## [Data provided]
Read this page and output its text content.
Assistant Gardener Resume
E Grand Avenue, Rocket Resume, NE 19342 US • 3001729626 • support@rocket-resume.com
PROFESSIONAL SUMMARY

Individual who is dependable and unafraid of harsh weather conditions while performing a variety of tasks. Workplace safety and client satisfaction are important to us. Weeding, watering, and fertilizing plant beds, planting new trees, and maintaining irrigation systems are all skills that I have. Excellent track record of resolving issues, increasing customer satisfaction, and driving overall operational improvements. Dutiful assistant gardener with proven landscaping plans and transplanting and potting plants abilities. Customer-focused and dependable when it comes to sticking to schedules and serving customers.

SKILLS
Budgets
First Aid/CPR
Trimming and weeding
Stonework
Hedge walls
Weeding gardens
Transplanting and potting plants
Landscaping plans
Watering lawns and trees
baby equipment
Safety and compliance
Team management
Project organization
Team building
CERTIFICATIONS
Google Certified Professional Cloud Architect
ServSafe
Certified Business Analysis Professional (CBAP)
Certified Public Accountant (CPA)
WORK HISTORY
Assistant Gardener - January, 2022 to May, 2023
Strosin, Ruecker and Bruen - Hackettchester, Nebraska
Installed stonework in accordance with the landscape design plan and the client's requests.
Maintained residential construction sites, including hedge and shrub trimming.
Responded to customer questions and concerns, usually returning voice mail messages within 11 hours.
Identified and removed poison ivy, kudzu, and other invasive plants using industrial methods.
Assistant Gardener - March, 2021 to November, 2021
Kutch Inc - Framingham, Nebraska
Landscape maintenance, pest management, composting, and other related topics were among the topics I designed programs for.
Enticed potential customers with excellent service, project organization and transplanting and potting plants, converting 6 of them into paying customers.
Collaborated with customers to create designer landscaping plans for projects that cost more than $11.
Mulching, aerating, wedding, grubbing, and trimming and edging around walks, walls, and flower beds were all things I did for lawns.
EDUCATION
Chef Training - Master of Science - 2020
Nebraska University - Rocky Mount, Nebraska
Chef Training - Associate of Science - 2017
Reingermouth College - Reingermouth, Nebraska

## [Problem statement]
Scan the entries above. Copy each line that has the string "were".

## [Response for this exercise]
Landscape maintenance, pest management, composting, and other related topics were among the topics I designed programs for.
Mulching, aerating, wedding, grubbing, and trimming and edging around walks, walls, and flower beds were all things I did for lawns.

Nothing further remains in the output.